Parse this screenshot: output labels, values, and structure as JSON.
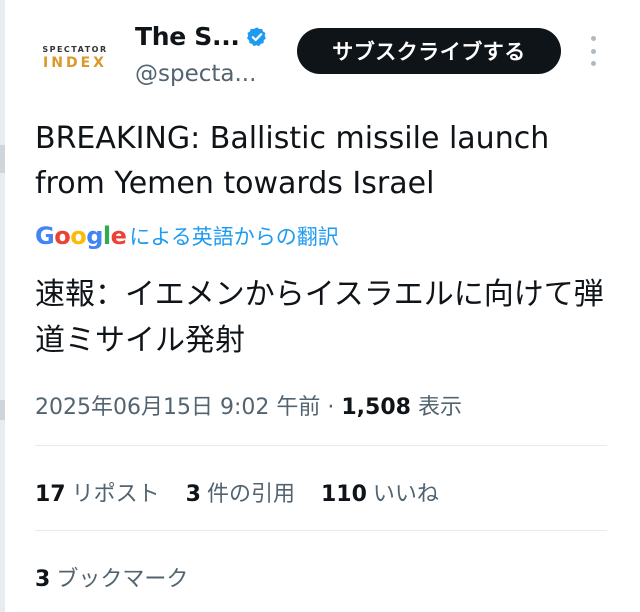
{
  "account": {
    "avatar_line1": "SPECTATOR",
    "avatar_line2": "INDEX",
    "name": "The S...",
    "handle": "@specta...",
    "verified_icon": "verified-badge-icon",
    "verified_color": "#1d9bf0"
  },
  "actions": {
    "subscribe_label": "サブスクライブする",
    "more_icon": "more-vertical-icon"
  },
  "tweet": {
    "text_en": "BREAKING: Ballistic missile launch from Yemen towards Israel",
    "translation_label": "による英語からの翻訳",
    "translation_provider": "Google",
    "text_ja": "速報：イエメンからイスラエルに向けて弾道ミサイル発射"
  },
  "meta": {
    "timestamp": "2025年06月15日 9:02 午前",
    "separator": "·",
    "views_count": "1,508",
    "views_label": "表示"
  },
  "stats": {
    "reposts_count": "17",
    "reposts_label": "リポスト",
    "quotes_count": "3",
    "quotes_label": "件の引用",
    "likes_count": "110",
    "likes_label": "いいね",
    "bookmarks_count": "3",
    "bookmarks_label": "ブックマーク"
  },
  "colors": {
    "accent": "#1d9bf0",
    "text_primary": "#0f1419",
    "text_secondary": "#536471",
    "button_bg": "#0f1419",
    "avatar_index": "#d99a2b"
  }
}
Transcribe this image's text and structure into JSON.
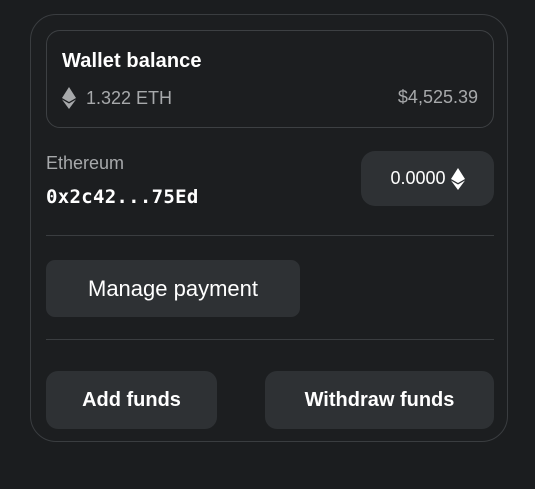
{
  "wallet": {
    "title": "Wallet balance",
    "eth_amount": "1.322 ETH",
    "usd_value": "$4,525.39",
    "icon": "ethereum-icon"
  },
  "account": {
    "network": "Ethereum",
    "address": "0x2c42...75Ed",
    "amount": "0.0000",
    "icon": "ethereum-icon"
  },
  "actions": {
    "manage_payment": "Manage payment",
    "add_funds": "Add funds",
    "withdraw_funds": "Withdraw funds"
  },
  "colors": {
    "background": "#1b1d1f",
    "button_background": "#2e3134",
    "border": "#3a3d40",
    "muted_text": "#a7a9ab",
    "primary_text": "#ffffff"
  }
}
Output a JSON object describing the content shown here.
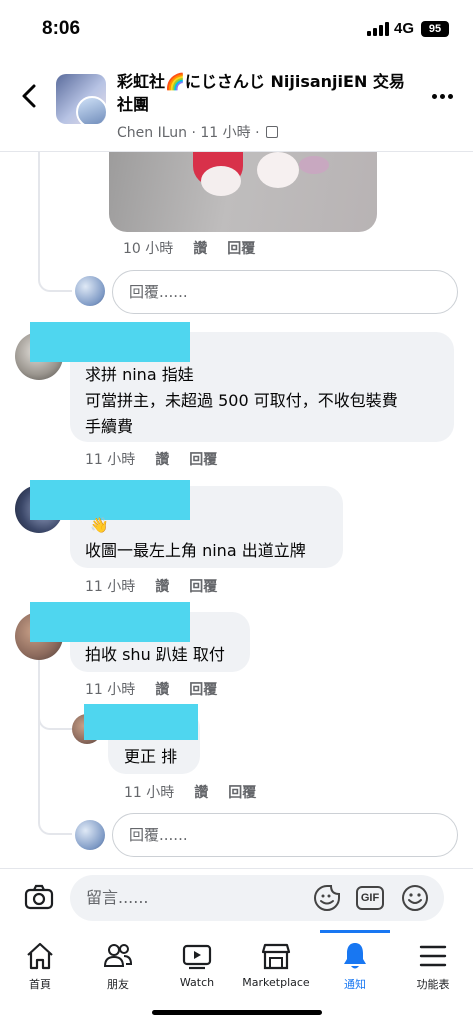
{
  "status_bar": {
    "time": "8:06",
    "network": "4G",
    "battery": "95"
  },
  "header": {
    "title": "彩虹社🌈にじさんじ NijisanjiEN 交易社團",
    "subtitle": "Chen ILun · 11 小時 ·"
  },
  "image_comment": {
    "time": "10 小時",
    "like": "讚",
    "reply": "回覆"
  },
  "reply_placeholder_1": "回覆......",
  "comments": [
    {
      "text_lines": [
        "求拼 nina 指娃",
        "可當拼主，未超過 500 可取付，不收包裝費",
        "手續費"
      ],
      "time": "11 小時",
      "like": "讚",
      "reply": "回覆"
    },
    {
      "emoji": "👋",
      "text_lines": [
        "收圖一最左上角 nina 出道立牌"
      ],
      "time": "11 小時",
      "like": "讚",
      "reply": "回覆"
    },
    {
      "text_lines": [
        "拍收 shu 趴娃 取付"
      ],
      "time": "11 小時",
      "like": "讚",
      "reply": "回覆"
    }
  ],
  "nested_reply": {
    "text": "更正 排",
    "time": "11 小時",
    "like": "讚",
    "reply": "回覆"
  },
  "reply_placeholder_2": "回覆......",
  "composer": {
    "placeholder": "留言......",
    "gif": "GIF"
  },
  "tabs": [
    {
      "label": "首頁",
      "icon": "home-icon"
    },
    {
      "label": "朋友",
      "icon": "friends-icon"
    },
    {
      "label": "Watch",
      "icon": "watch-icon"
    },
    {
      "label": "Marketplace",
      "icon": "marketplace-icon"
    },
    {
      "label": "通知",
      "icon": "bell-icon",
      "active": true
    },
    {
      "label": "功能表",
      "icon": "menu-icon"
    }
  ],
  "colors": {
    "accent": "#1877f2",
    "redaction": "#4fd6ef",
    "bubble": "#f0f2f5"
  }
}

= = =

**Request:** Quote the material word for word, dropping any images it holds.

**Written answer:**
Parse this screenshot: output labels, values, and structure as JSON.
{
  "account": {
    "avatar_line1": "SPECTATOR",
    "avatar_line2": "INDEX",
    "name": "The S...",
    "handle": "@specta...",
    "verified_icon": "verified-badge-icon",
    "verified_color": "#1d9bf0"
  },
  "actions": {
    "subscribe_label": "サブスクライブする",
    "more_icon": "more-vertical-icon"
  },
  "tweet": {
    "text_en": "BREAKING: Ballistic missile launch from Yemen towards Israel",
    "translation_label": "による英語からの翻訳",
    "translation_provider": "Google",
    "text_ja": "速報：イエメンからイスラエルに向けて弾道ミサイル発射"
  },
  "meta": {
    "timestamp": "2025年06月15日 9:02 午前",
    "separator": "·",
    "views_count": "1,508",
    "views_label": "表示"
  },
  "stats": {
    "reposts_count": "17",
    "reposts_label": "リポスト",
    "quotes_count": "3",
    "quotes_label": "件の引用",
    "likes_count": "110",
    "likes_label": "いいね",
    "bookmarks_count": "3",
    "bookmarks_label": "ブックマーク"
  },
  "colors": {
    "accent": "#1d9bf0",
    "text_primary": "#0f1419",
    "text_secondary": "#536471",
    "button_bg": "#0f1419",
    "avatar_index": "#d99a2b"
  }
}
Transcribe this image's text and structure into JSON.
{
  "wallet": {
    "title": "Wallet balance",
    "eth_amount": "1.322 ETH",
    "usd_value": "$4,525.39",
    "icon": "ethereum-icon"
  },
  "account": {
    "network": "Ethereum",
    "address": "0x2c42...75Ed",
    "amount": "0.0000",
    "icon": "ethereum-icon"
  },
  "actions": {
    "manage_payment": "Manage payment",
    "add_funds": "Add funds",
    "withdraw_funds": "Withdraw funds"
  },
  "colors": {
    "background": "#1b1d1f",
    "button_background": "#2e3134",
    "border": "#3a3d40",
    "muted_text": "#a7a9ab",
    "primary_text": "#ffffff"
  }
}
Output a JSON object describing the content shown here.
{
  "status_bar": {
    "time": "8:06",
    "network": "4G",
    "battery": "95"
  },
  "header": {
    "title": "彩虹社🌈にじさんじ NijisanjiEN 交易社團",
    "subtitle": "Chen ILun · 11 小時 ·"
  },
  "image_comment": {
    "time": "10 小時",
    "like": "讚",
    "reply": "回覆"
  },
  "reply_placeholder_1": "回覆......",
  "comments": [
    {
      "text_lines": [
        "求拼 nina 指娃",
        "可當拼主，未超過 500 可取付，不收包裝費",
        "手續費"
      ],
      "time": "11 小時",
      "like": "讚",
      "reply": "回覆"
    },
    {
      "emoji": "👋",
      "text_lines": [
        "收圖一最左上角 nina 出道立牌"
      ],
      "time": "11 小時",
      "like": "讚",
      "reply": "回覆"
    },
    {
      "text_lines": [
        "拍收 shu 趴娃 取付"
      ],
      "time": "11 小時",
      "like": "讚",
      "reply": "回覆"
    }
  ],
  "nested_reply": {
    "text": "更正 排",
    "time": "11 小時",
    "like": "讚",
    "reply": "回覆"
  },
  "reply_placeholder_2": "回覆......",
  "composer": {
    "placeholder": "留言......",
    "gif": "GIF"
  },
  "tabs": [
    {
      "label": "首頁",
      "icon": "home-icon"
    },
    {
      "label": "朋友",
      "icon": "friends-icon"
    },
    {
      "label": "Watch",
      "icon": "watch-icon"
    },
    {
      "label": "Marketplace",
      "icon": "marketplace-icon"
    },
    {
      "label": "通知",
      "icon": "bell-icon",
      "active": true
    },
    {
      "label": "功能表",
      "icon": "menu-icon"
    }
  ],
  "colors": {
    "accent": "#1877f2",
    "redaction": "#4fd6ef",
    "bubble": "#f0f2f5"
  }
}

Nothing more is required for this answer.